_Short problem:_ Reproduce all the entries exactly.

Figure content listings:
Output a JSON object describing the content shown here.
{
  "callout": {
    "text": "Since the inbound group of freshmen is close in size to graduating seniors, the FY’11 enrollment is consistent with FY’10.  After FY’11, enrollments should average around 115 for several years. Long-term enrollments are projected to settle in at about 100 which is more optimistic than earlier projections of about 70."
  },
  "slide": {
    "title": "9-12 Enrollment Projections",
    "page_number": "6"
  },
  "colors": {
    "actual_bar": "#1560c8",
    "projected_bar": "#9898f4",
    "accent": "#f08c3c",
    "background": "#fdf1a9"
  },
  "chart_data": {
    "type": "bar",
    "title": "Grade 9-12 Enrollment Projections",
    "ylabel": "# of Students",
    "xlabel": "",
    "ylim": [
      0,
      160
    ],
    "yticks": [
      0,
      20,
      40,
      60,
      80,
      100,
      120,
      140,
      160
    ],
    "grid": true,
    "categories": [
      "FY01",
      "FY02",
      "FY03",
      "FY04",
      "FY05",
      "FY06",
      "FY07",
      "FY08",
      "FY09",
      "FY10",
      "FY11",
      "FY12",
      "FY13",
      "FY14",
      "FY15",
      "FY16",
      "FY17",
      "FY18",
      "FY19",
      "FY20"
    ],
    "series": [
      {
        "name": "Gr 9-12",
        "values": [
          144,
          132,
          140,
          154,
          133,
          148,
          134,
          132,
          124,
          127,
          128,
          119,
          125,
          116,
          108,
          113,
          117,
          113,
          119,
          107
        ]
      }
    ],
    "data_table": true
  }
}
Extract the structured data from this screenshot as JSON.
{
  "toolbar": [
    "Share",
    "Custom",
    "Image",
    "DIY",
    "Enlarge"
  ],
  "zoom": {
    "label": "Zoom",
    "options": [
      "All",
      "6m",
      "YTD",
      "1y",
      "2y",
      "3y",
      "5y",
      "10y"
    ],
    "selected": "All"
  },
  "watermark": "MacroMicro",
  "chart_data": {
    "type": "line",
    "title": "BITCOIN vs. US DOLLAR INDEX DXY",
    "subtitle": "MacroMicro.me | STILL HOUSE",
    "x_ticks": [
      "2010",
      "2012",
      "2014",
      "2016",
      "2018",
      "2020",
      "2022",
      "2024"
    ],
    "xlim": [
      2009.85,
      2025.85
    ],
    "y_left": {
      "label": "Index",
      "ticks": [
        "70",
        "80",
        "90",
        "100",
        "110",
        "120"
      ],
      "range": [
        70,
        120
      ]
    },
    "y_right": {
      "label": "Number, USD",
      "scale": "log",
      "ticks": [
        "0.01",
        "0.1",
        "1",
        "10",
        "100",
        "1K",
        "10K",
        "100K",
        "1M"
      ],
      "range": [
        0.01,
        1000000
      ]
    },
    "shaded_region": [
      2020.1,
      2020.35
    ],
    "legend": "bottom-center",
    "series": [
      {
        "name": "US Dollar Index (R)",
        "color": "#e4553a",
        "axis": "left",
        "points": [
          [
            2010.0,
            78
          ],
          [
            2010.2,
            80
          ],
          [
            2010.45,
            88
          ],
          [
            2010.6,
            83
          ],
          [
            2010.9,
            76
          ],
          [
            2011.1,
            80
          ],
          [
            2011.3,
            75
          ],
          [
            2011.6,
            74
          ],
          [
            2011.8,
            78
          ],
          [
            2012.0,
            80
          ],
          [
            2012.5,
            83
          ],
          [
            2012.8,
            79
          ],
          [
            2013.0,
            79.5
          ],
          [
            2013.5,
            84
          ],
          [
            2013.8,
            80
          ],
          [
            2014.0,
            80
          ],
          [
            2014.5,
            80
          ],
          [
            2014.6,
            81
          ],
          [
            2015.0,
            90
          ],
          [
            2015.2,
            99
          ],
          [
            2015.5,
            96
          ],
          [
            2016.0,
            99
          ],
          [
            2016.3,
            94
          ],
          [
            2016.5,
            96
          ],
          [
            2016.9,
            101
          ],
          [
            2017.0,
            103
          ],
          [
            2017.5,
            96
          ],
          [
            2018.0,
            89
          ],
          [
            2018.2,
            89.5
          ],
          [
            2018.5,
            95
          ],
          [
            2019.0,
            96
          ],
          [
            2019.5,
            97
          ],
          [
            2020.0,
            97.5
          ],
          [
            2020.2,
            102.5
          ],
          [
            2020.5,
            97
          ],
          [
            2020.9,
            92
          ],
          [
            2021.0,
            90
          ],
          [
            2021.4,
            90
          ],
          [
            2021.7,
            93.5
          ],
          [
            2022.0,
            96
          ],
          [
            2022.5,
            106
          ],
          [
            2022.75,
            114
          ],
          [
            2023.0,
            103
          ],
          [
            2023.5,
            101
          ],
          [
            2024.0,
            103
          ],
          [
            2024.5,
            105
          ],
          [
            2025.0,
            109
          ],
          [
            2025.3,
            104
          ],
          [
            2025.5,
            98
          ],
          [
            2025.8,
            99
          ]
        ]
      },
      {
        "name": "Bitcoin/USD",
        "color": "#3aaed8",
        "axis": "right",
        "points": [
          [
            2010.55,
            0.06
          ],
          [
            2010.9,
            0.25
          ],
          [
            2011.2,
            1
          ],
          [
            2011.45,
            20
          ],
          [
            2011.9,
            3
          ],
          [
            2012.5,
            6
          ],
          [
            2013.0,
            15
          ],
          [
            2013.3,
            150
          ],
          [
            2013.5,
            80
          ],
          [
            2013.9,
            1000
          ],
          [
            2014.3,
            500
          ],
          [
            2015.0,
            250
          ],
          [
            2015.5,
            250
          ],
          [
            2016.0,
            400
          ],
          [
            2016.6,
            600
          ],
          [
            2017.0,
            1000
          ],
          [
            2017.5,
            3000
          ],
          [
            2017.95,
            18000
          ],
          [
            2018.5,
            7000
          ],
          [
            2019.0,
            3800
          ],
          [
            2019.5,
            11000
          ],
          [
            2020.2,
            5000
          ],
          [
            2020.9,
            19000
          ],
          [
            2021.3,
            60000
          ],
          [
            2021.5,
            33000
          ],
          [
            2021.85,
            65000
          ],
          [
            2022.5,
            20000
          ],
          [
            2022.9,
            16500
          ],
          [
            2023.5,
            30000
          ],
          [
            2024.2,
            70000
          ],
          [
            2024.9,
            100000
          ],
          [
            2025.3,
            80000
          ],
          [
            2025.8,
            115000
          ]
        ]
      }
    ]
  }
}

_Exercise result:_
Output a JSON object describing the content shown here.
{
  "callout": {
    "text": "Since the inbound group of freshmen is close in size to graduating seniors, the FY’11 enrollment is consistent with FY’10.  After FY’11, enrollments should average around 115 for several years. Long-term enrollments are projected to settle in at about 100 which is more optimistic than earlier projections of about 70."
  },
  "slide": {
    "title": "9-12 Enrollment Projections",
    "page_number": "6"
  },
  "colors": {
    "actual_bar": "#1560c8",
    "projected_bar": "#9898f4",
    "accent": "#f08c3c",
    "background": "#fdf1a9"
  },
  "chart_data": {
    "type": "bar",
    "title": "Grade 9-12 Enrollment Projections",
    "ylabel": "# of Students",
    "xlabel": "",
    "ylim": [
      0,
      160
    ],
    "yticks": [
      0,
      20,
      40,
      60,
      80,
      100,
      120,
      140,
      160
    ],
    "grid": true,
    "categories": [
      "FY01",
      "FY02",
      "FY03",
      "FY04",
      "FY05",
      "FY06",
      "FY07",
      "FY08",
      "FY09",
      "FY10",
      "FY11",
      "FY12",
      "FY13",
      "FY14",
      "FY15",
      "FY16",
      "FY17",
      "FY18",
      "FY19",
      "FY20"
    ],
    "series": [
      {
        "name": "Gr 9-12",
        "values": [
          144,
          132,
          140,
          154,
          133,
          148,
          134,
          132,
          124,
          127,
          128,
          119,
          125,
          116,
          108,
          113,
          117,
          113,
          119,
          107
        ]
      }
    ],
    "data_table": true
  }
}
Extract the structured data from this screenshot as JSON.
{
  "toolbar": [
    "Share",
    "Custom",
    "Image",
    "DIY",
    "Enlarge"
  ],
  "zoom": {
    "label": "Zoom",
    "options": [
      "All",
      "6m",
      "YTD",
      "1y",
      "2y",
      "3y",
      "5y",
      "10y"
    ],
    "selected": "All"
  },
  "watermark": "MacroMicro",
  "chart_data": {
    "type": "line",
    "title": "BITCOIN vs. US DOLLAR INDEX DXY",
    "subtitle": "MacroMicro.me | STILL HOUSE",
    "x_ticks": [
      "2010",
      "2012",
      "2014",
      "2016",
      "2018",
      "2020",
      "2022",
      "2024"
    ],
    "xlim": [
      2009.85,
      2025.85
    ],
    "y_left": {
      "label": "Index",
      "ticks": [
        "70",
        "80",
        "90",
        "100",
        "110",
        "120"
      ],
      "range": [
        70,
        120
      ]
    },
    "y_right": {
      "label": "Number, USD",
      "scale": "log",
      "ticks": [
        "0.01",
        "0.1",
        "1",
        "10",
        "100",
        "1K",
        "10K",
        "100K",
        "1M"
      ],
      "range": [
        0.01,
        1000000
      ]
    },
    "shaded_region": [
      2020.1,
      2020.35
    ],
    "legend": "bottom-center",
    "series": [
      {
        "name": "US Dollar Index (R)",
        "color": "#e4553a",
        "axis": "left",
        "points": [
          [
            2010.0,
            78
          ],
          [
            2010.2,
            80
          ],
          [
            2010.45,
            88
          ],
          [
            2010.6,
            83
          ],
          [
            2010.9,
            76
          ],
          [
            2011.1,
            80
          ],
          [
            2011.3,
            75
          ],
          [
            2011.6,
            74
          ],
          [
            2011.8,
            78
          ],
          [
            2012.0,
            80
          ],
          [
            2012.5,
            83
          ],
          [
            2012.8,
            79
          ],
          [
            2013.0,
            79.5
          ],
          [
            2013.5,
            84
          ],
          [
            2013.8,
            80
          ],
          [
            2014.0,
            80
          ],
          [
            2014.5,
            80
          ],
          [
            2014.6,
            81
          ],
          [
            2015.0,
            90
          ],
          [
            2015.2,
            99
          ],
          [
            2015.5,
            96
          ],
          [
            2016.0,
            99
          ],
          [
            2016.3,
            94
          ],
          [
            2016.5,
            96
          ],
          [
            2016.9,
            101
          ],
          [
            2017.0,
            103
          ],
          [
            2017.5,
            96
          ],
          [
            2018.0,
            89
          ],
          [
            2018.2,
            89.5
          ],
          [
            2018.5,
            95
          ],
          [
            2019.0,
            96
          ],
          [
            2019.5,
            97
          ],
          [
            2020.0,
            97.5
          ],
          [
            2020.2,
            102.5
          ],
          [
            2020.5,
            97
          ],
          [
            2020.9,
            92
          ],
          [
            2021.0,
            90
          ],
          [
            2021.4,
            90
          ],
          [
            2021.7,
            93.5
          ],
          [
            2022.0,
            96
          ],
          [
            2022.5,
            106
          ],
          [
            2022.75,
            114
          ],
          [
            2023.0,
            103
          ],
          [
            2023.5,
            101
          ],
          [
            2024.0,
            103
          ],
          [
            2024.5,
            105
          ],
          [
            2025.0,
            109
          ],
          [
            2025.3,
            104
          ],
          [
            2025.5,
            98
          ],
          [
            2025.8,
            99
          ]
        ]
      },
      {
        "name": "Bitcoin/USD",
        "color": "#3aaed8",
        "axis": "right",
        "points": [
          [
            2010.55,
            0.06
          ],
          [
            2010.9,
            0.25
          ],
          [
            2011.2,
            1
          ],
          [
            2011.45,
            20
          ],
          [
            2011.9,
            3
          ],
          [
            2012.5,
            6
          ],
          [
            2013.0,
            15
          ],
          [
            2013.3,
            150
          ],
          [
            2013.5,
            80
          ],
          [
            2013.9,
            1000
          ],
          [
            2014.3,
            500
          ],
          [
            2015.0,
            250
          ],
          [
            2015.5,
            250
          ],
          [
            2016.0,
            400
          ],
          [
            2016.6,
            600
          ],
          [
            2017.0,
            1000
          ],
          [
            2017.5,
            3000
          ],
          [
            2017.95,
            18000
          ],
          [
            2018.5,
            7000
          ],
          [
            2019.0,
            3800
          ],
          [
            2019.5,
            11000
          ],
          [
            2020.2,
            5000
          ],
          [
            2020.9,
            19000
          ],
          [
            2021.3,
            60000
          ],
          [
            2021.5,
            33000
          ],
          [
            2021.85,
            65000
          ],
          [
            2022.5,
            20000
          ],
          [
            2022.9,
            16500
          ],
          [
            2023.5,
            30000
          ],
          [
            2024.2,
            70000
          ],
          [
            2024.9,
            100000
          ],
          [
            2025.3,
            80000
          ],
          [
            2025.8,
            115000
          ]
        ]
      }
    ]
  }
}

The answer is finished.